Provide the count of lines that hold "Detrended" and no other output.
[Listing start]
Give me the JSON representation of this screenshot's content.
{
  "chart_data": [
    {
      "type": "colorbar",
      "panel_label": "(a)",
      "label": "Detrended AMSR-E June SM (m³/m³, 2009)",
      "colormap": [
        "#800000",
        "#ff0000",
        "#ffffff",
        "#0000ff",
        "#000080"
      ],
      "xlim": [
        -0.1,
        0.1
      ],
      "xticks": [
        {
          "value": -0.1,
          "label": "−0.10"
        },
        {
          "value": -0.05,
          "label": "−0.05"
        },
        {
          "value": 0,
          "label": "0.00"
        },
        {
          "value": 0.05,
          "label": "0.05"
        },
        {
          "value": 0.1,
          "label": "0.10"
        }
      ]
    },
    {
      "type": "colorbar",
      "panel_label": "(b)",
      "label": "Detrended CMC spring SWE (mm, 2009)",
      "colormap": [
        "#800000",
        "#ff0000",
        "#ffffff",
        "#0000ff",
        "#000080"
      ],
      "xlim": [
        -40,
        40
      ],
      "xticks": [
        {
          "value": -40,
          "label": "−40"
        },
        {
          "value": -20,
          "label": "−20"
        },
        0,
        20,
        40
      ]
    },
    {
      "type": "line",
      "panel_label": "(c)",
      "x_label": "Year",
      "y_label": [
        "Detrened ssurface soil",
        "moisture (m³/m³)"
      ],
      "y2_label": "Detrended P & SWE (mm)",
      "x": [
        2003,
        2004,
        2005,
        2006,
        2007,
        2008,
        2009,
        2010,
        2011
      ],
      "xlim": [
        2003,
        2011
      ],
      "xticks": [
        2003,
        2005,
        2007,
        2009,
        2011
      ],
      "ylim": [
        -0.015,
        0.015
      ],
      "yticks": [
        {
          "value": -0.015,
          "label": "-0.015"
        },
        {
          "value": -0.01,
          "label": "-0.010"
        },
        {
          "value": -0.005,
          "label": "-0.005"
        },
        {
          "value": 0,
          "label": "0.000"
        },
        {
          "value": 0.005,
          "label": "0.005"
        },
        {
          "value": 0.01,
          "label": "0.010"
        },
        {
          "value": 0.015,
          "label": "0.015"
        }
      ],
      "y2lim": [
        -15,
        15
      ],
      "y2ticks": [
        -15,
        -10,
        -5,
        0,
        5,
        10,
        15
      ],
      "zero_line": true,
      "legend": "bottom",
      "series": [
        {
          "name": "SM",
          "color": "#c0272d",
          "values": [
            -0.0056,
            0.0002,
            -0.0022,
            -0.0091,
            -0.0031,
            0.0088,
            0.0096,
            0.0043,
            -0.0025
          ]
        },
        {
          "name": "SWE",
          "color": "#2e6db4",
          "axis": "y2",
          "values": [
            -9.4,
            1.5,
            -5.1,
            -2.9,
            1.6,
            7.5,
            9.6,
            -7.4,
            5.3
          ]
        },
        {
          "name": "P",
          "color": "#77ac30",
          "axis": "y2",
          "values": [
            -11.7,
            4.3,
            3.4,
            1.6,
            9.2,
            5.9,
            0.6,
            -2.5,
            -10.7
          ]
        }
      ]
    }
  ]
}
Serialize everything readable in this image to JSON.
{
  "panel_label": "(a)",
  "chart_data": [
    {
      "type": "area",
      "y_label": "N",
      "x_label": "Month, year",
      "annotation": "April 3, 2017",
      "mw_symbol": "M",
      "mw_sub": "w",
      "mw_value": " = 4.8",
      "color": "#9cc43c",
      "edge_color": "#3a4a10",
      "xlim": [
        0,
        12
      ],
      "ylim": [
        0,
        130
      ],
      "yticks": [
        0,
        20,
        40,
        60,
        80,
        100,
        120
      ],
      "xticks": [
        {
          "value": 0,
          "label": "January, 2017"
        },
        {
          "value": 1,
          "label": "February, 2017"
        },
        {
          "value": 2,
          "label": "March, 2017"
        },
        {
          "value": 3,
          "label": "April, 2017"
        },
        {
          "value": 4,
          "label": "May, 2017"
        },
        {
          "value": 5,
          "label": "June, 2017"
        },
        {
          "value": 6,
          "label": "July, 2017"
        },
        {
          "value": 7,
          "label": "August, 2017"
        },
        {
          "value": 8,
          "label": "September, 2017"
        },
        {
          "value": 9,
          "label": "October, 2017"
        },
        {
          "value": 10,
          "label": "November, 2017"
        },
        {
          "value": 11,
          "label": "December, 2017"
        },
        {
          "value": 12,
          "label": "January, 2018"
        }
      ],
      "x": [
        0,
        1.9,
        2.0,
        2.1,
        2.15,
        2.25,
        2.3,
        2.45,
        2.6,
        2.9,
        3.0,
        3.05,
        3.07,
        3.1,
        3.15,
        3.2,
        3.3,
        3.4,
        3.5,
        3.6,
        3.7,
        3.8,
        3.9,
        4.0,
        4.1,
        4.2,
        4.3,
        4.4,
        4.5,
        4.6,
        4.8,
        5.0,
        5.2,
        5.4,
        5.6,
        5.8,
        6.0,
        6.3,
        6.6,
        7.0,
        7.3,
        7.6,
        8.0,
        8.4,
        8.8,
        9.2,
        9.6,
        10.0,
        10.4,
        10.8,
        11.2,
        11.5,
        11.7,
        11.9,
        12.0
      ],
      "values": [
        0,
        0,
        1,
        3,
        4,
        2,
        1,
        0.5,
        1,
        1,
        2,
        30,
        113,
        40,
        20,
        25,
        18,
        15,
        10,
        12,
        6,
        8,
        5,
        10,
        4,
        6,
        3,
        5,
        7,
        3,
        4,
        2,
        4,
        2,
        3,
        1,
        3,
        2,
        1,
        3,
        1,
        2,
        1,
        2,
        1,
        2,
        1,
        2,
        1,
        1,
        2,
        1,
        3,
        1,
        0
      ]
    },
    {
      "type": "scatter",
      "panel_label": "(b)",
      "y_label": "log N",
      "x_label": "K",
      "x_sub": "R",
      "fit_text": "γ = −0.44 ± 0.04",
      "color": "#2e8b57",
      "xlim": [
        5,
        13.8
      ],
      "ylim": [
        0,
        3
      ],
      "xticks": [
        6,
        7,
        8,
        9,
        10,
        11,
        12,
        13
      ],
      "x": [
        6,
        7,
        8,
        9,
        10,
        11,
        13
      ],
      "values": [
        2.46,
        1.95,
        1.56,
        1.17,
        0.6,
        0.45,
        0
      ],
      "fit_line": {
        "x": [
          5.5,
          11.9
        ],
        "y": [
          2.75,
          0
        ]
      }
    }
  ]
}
[Listing end]
* [Problem solution]:
3